REQUIREMENTS:
Lines holding the string "trend" are the ones to copy; find them all in the data.

[Stored entries]
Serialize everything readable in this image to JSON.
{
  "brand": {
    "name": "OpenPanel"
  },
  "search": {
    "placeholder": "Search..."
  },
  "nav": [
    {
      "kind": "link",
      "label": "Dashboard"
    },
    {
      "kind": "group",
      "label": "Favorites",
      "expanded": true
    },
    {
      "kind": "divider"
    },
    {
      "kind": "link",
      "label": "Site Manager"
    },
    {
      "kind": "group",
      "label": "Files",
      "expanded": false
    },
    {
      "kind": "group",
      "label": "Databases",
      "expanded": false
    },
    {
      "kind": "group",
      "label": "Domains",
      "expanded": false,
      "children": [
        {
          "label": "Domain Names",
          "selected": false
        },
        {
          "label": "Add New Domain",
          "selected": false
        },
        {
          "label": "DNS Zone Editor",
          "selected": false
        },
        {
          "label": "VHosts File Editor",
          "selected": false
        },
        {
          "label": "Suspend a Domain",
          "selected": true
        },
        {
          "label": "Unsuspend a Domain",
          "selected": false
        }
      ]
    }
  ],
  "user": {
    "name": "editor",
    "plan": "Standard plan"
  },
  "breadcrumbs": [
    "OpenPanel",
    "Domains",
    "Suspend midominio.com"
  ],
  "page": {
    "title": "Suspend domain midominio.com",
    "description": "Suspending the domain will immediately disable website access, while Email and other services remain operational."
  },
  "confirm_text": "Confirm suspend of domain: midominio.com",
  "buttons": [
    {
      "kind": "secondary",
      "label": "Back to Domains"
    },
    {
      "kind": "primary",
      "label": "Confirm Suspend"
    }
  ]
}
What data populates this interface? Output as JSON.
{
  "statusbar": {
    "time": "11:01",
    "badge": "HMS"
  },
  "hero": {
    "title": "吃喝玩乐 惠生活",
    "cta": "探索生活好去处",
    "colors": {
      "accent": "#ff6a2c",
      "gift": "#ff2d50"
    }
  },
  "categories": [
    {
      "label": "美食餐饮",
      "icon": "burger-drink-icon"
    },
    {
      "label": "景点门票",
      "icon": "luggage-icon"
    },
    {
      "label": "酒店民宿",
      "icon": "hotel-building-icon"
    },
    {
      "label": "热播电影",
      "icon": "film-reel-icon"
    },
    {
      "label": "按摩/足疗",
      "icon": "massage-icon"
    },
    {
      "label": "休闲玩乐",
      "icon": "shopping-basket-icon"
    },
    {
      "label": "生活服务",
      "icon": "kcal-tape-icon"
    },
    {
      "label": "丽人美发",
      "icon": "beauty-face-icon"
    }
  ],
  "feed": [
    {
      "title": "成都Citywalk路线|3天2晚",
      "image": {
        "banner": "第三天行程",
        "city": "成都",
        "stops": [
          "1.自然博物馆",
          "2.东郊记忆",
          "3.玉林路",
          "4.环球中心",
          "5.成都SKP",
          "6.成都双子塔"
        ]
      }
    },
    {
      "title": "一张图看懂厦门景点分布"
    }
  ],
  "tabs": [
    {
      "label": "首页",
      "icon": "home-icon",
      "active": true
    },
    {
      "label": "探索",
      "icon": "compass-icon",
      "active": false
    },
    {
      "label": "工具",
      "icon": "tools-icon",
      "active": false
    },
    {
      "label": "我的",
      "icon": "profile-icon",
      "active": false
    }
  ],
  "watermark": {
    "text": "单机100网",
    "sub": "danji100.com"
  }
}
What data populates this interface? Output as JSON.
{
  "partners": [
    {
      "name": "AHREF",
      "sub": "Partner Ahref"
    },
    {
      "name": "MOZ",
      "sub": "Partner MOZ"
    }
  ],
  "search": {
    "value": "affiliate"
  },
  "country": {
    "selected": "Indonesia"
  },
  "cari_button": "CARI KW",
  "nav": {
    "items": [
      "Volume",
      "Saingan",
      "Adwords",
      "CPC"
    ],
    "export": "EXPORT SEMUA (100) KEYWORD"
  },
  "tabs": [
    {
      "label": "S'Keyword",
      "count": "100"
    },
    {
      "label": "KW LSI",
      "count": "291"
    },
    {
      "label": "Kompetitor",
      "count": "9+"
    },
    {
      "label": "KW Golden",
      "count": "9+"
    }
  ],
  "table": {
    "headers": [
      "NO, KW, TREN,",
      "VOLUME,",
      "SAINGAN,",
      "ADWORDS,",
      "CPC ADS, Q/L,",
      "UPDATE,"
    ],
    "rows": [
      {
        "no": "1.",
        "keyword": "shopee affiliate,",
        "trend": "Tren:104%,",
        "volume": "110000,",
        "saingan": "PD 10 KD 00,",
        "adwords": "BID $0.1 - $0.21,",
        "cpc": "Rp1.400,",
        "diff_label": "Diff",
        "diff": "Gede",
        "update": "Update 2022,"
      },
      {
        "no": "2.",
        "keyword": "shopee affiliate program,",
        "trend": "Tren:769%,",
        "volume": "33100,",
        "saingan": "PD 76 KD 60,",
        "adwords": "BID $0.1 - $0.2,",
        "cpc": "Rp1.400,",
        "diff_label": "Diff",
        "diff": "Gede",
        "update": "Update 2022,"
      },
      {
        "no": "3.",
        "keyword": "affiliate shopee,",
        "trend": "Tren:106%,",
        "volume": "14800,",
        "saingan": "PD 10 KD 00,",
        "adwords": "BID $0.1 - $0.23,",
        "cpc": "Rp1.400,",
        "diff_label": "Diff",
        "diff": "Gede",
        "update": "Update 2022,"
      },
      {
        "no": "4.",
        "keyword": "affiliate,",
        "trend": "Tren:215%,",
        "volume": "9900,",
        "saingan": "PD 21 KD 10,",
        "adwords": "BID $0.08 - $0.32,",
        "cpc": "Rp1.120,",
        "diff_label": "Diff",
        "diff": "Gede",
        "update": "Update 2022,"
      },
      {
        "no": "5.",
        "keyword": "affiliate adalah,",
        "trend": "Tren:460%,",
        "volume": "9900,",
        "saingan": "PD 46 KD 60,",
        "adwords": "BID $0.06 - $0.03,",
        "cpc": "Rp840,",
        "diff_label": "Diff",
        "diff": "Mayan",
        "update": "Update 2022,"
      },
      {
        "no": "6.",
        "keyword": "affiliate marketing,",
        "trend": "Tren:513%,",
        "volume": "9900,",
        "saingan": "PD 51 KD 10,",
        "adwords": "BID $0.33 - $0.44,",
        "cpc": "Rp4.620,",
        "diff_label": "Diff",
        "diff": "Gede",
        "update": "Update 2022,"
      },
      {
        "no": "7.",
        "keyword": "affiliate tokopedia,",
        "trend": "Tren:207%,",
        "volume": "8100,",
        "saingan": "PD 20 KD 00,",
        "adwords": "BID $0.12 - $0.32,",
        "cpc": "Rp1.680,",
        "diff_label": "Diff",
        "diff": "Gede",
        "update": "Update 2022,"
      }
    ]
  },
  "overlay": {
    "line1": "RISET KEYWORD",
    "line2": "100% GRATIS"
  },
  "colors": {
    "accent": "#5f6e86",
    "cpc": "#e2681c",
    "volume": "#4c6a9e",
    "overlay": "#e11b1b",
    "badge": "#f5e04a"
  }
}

RESPONSE BELOW:
        "trend": "Tren:104%,",
        "trend": "Tren:769%,",
        "trend": "Tren:106%,",
        "trend": "Tren:215%,",
        "trend": "Tren:460%,",
        "trend": "Tren:513%,",
        "trend": "Tren:207%,",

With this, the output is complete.